==== DATA IN THIS EXERCISE

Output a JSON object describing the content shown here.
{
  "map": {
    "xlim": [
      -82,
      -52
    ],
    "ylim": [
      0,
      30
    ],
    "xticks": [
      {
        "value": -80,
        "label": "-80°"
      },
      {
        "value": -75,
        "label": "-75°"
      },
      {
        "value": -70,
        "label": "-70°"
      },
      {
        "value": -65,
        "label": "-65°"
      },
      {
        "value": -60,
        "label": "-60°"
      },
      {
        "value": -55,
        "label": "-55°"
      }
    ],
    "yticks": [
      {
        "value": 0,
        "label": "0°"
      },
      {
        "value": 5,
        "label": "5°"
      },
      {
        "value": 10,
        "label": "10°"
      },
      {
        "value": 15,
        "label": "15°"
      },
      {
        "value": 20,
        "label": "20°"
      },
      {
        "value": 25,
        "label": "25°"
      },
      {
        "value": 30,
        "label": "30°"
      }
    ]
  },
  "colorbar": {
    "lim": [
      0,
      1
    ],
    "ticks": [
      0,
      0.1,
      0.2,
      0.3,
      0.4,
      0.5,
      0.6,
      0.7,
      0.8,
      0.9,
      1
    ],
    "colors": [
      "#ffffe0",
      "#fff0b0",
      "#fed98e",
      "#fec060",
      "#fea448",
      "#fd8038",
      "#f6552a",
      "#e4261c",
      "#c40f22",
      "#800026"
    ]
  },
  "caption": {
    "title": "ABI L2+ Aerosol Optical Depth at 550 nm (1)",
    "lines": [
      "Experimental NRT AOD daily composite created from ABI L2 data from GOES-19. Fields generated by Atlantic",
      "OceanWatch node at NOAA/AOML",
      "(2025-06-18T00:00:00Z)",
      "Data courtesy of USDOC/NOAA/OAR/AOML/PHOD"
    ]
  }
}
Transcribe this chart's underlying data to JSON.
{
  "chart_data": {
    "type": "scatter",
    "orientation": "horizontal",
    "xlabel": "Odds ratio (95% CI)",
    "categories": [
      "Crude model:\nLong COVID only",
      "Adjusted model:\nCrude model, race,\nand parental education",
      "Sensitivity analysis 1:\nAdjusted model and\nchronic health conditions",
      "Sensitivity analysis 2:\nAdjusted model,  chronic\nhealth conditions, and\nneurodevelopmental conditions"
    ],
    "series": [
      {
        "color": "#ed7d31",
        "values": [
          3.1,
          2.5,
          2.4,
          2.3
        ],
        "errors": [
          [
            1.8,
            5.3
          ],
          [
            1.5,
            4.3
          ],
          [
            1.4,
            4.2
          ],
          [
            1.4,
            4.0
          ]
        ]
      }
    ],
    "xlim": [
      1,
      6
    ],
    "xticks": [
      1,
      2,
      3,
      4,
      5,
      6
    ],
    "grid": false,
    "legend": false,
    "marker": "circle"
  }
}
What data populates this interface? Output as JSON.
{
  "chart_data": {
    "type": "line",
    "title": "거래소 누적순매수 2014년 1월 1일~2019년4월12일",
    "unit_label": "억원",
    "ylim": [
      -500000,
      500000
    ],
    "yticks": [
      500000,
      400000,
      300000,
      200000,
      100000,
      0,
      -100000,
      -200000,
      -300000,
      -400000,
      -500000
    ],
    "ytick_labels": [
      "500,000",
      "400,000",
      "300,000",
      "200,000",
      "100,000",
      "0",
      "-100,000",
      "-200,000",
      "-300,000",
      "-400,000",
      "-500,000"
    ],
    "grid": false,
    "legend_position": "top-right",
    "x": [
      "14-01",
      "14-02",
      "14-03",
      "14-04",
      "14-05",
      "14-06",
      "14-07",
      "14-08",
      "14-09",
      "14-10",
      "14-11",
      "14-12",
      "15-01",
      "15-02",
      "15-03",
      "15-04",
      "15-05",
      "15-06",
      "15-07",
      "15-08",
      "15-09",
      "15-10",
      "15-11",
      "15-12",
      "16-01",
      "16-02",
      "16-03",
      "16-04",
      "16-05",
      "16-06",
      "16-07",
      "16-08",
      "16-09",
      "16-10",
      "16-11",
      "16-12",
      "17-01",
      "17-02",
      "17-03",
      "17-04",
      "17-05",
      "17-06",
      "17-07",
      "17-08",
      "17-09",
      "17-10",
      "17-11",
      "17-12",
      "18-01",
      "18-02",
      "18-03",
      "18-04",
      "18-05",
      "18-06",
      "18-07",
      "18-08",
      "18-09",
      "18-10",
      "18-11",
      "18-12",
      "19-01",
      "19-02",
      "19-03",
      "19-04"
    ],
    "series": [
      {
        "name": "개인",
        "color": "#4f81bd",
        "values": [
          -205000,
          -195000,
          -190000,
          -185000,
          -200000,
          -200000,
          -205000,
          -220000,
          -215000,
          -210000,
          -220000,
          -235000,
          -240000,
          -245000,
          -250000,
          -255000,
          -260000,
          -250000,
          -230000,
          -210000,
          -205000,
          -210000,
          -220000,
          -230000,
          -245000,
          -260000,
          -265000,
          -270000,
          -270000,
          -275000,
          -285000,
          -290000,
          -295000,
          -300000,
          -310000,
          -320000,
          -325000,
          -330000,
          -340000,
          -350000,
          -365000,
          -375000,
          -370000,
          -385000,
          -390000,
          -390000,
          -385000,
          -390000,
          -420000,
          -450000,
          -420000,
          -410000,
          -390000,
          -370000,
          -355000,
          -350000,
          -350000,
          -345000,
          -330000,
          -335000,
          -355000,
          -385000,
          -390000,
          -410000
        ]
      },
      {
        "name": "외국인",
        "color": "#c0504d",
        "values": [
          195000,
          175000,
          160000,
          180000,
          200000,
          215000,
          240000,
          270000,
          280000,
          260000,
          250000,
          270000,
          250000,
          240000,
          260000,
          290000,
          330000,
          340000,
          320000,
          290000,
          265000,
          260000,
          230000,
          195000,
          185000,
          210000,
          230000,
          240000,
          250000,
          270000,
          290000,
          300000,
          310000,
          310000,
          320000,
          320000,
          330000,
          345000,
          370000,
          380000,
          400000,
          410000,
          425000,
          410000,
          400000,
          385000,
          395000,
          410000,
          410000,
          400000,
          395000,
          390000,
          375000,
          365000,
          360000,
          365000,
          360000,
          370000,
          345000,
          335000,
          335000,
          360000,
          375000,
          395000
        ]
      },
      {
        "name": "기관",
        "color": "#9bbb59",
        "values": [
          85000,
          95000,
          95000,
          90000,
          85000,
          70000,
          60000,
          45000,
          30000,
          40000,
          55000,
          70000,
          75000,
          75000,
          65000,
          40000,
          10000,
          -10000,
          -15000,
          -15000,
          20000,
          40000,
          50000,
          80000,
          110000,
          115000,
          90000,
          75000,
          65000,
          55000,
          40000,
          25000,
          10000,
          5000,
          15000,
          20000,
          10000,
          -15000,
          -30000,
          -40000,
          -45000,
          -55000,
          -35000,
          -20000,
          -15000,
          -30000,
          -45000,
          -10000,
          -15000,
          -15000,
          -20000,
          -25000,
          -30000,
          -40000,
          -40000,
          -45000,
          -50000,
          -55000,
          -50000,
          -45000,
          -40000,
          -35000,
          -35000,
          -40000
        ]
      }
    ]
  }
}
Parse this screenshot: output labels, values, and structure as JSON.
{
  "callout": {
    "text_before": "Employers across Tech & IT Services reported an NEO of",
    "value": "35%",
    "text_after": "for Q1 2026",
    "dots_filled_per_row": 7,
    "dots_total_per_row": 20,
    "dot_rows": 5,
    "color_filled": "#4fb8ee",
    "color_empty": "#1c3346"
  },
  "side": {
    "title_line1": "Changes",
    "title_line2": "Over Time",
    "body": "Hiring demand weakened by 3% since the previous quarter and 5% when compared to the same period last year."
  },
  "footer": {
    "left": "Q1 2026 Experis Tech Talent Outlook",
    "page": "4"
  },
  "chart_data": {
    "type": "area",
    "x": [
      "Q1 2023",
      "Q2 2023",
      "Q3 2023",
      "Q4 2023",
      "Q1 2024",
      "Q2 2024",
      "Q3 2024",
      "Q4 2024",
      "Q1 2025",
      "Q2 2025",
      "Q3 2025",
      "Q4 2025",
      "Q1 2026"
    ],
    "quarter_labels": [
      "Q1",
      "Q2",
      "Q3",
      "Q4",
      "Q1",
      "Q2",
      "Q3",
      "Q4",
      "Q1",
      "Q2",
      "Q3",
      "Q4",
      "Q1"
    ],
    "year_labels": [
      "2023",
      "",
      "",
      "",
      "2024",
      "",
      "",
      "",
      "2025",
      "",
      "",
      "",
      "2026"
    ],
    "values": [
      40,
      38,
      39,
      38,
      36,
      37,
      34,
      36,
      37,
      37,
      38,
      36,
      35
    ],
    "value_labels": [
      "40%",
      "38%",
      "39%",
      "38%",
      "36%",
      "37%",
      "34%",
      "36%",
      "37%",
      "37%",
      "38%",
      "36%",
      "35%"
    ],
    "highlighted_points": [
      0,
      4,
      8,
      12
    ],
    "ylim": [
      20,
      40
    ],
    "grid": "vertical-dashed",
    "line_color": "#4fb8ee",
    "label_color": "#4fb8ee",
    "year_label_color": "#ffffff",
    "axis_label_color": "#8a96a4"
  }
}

========

### WHAT NEEDS TO BE DONE
Copy every line of the entries above in which "NOAA" occurs.

### FINAL RESULT
      "OceanWatch node at NOAA/AOML",
      "Data courtesy of USDOC/NOAA/OAR/AOML/PHOD"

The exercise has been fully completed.